*Written request*: Nothing before the line containing "Read this page and output its text content." belongs in the answer; quote that line and all lines after it through the end of the material, word for word.

*Records for the exercise*:

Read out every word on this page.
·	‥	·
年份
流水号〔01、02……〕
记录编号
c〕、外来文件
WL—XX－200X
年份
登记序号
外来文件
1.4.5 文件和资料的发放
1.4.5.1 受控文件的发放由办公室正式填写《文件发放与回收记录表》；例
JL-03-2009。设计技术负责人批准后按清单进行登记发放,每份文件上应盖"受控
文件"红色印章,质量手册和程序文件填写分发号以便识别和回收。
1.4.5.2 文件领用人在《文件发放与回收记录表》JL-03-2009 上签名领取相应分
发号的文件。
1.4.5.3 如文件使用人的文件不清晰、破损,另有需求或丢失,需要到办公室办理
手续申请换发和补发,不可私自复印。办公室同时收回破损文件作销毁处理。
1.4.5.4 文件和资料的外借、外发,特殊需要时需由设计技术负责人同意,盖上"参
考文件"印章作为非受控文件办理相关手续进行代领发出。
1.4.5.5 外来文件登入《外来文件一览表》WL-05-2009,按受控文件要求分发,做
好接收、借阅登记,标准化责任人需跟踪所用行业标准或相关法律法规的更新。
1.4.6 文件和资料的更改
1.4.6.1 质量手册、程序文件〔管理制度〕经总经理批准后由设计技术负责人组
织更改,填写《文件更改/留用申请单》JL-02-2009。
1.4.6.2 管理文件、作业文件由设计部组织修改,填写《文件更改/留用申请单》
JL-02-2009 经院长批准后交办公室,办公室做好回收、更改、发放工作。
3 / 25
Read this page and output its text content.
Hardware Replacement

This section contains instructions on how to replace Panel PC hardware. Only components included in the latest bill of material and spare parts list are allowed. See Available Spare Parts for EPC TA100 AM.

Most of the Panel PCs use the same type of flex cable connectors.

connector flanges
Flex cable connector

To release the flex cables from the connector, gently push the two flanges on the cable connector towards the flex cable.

*Written answer*:
Read this page and output its text content.
Hardware Replacement

This section contains instructions on how to replace Panel PC hardware. Only components included in the latest bill of material and spare parts list are allowed. See Available Spare Parts for EPC TA100 AM.

Most of the Panel PCs use the same type of flex cable connectors.

connector flanges
Flex cable connector

To release the flex cables from the connector, gently push the two flanges on the cable connector towards the flex cable.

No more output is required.